Dataset items:
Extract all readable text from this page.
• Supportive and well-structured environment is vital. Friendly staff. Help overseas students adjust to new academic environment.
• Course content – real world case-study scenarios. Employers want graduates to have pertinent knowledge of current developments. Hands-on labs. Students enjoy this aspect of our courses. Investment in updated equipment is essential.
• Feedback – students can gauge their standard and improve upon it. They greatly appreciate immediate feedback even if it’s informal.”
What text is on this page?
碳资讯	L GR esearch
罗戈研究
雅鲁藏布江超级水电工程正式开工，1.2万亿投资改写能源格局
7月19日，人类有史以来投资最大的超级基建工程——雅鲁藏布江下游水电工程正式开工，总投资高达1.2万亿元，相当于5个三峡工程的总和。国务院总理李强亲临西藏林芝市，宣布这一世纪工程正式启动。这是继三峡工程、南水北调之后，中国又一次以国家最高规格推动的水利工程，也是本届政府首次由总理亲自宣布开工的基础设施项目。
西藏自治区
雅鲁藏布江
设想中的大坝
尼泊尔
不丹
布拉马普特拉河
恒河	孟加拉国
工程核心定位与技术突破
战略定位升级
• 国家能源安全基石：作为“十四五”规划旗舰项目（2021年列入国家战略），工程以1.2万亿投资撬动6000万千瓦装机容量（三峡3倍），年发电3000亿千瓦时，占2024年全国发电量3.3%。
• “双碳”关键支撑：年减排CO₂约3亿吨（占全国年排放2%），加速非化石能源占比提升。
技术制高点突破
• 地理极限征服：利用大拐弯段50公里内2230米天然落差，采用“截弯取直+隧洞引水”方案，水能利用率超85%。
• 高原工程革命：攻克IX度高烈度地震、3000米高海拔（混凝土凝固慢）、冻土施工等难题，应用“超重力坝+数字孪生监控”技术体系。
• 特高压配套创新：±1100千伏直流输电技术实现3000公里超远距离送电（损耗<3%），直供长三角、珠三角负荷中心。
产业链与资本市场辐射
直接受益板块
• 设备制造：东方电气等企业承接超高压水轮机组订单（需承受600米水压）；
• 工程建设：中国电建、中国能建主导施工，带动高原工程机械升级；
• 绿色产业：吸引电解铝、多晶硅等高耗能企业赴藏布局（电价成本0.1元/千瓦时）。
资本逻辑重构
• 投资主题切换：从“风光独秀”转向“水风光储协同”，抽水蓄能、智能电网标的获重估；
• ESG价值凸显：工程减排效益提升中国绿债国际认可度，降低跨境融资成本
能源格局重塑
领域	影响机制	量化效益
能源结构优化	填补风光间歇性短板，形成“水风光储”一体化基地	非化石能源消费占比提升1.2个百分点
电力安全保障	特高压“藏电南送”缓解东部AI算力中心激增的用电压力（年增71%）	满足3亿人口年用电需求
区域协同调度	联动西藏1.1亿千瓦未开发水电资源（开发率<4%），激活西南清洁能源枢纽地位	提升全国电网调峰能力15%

WHAT TO PRODUCE ▸
Faithfully reproduce all of the records, character for character.

RESULT OF THE TASK ▸
Extract all readable text from this page.
• Supportive and well-structured environment is vital. Friendly staff. Help overseas students adjust to new academic environment.
• Course content – real world case-study scenarios. Employers want graduates to have pertinent knowledge of current developments. Hands-on labs. Students enjoy this aspect of our courses. Investment in updated equipment is essential.
• Feedback – students can gauge their standard and improve upon it. They greatly appreciate immediate feedback even if it’s informal.”
What text is on this page?
碳资讯	L GR esearch
罗戈研究
雅鲁藏布江超级水电工程正式开工，1.2万亿投资改写能源格局
7月19日，人类有史以来投资最大的超级基建工程——雅鲁藏布江下游水电工程正式开工，总投资高达1.2万亿元，相当于5个三峡工程的总和。国务院总理李强亲临西藏林芝市，宣布这一世纪工程正式启动。这是继三峡工程、南水北调之后，中国又一次以国家最高规格推动的水利工程，也是本届政府首次由总理亲自宣布开工的基础设施项目。
西藏自治区
雅鲁藏布江
设想中的大坝
尼泊尔
不丹
布拉马普特拉河
恒河	孟加拉国
工程核心定位与技术突破
战略定位升级
• 国家能源安全基石：作为“十四五”规划旗舰项目（2021年列入国家战略），工程以1.2万亿投资撬动6000万千瓦装机容量（三峡3倍），年发电3000亿千瓦时，占2024年全国发电量3.3%。
• “双碳”关键支撑：年减排CO₂约3亿吨（占全国年排放2%），加速非化石能源占比提升。
技术制高点突破
• 地理极限征服：利用大拐弯段50公里内2230米天然落差，采用“截弯取直+隧洞引水”方案，水能利用率超85%。
• 高原工程革命：攻克IX度高烈度地震、3000米高海拔（混凝土凝固慢）、冻土施工等难题，应用“超重力坝+数字孪生监控”技术体系。
• 特高压配套创新：±1100千伏直流输电技术实现3000公里超远距离送电（损耗<3%），直供长三角、珠三角负荷中心。
产业链与资本市场辐射
直接受益板块
• 设备制造：东方电气等企业承接超高压水轮机组订单（需承受600米水压）；
• 工程建设：中国电建、中国能建主导施工，带动高原工程机械升级；
• 绿色产业：吸引电解铝、多晶硅等高耗能企业赴藏布局（电价成本0.1元/千瓦时）。
资本逻辑重构
• 投资主题切换：从“风光独秀”转向“水风光储协同”，抽水蓄能、智能电网标的获重估；
• ESG价值凸显：工程减排效益提升中国绿债国际认可度，降低跨境融资成本
能源格局重塑
领域	影响机制	量化效益
能源结构优化	填补风光间歇性短板，形成“水风光储”一体化基地	非化石能源消费占比提升1.2个百分点
电力安全保障	特高压“藏电南送”缓解东部AI算力中心激增的用电压力（年增71%）	满足3亿人口年用电需求
区域协同调度	联动西藏1.1亿千瓦未开发水电资源（开发率<4%），激活西南清洁能源枢纽地位	提升全国电网调峰能力15%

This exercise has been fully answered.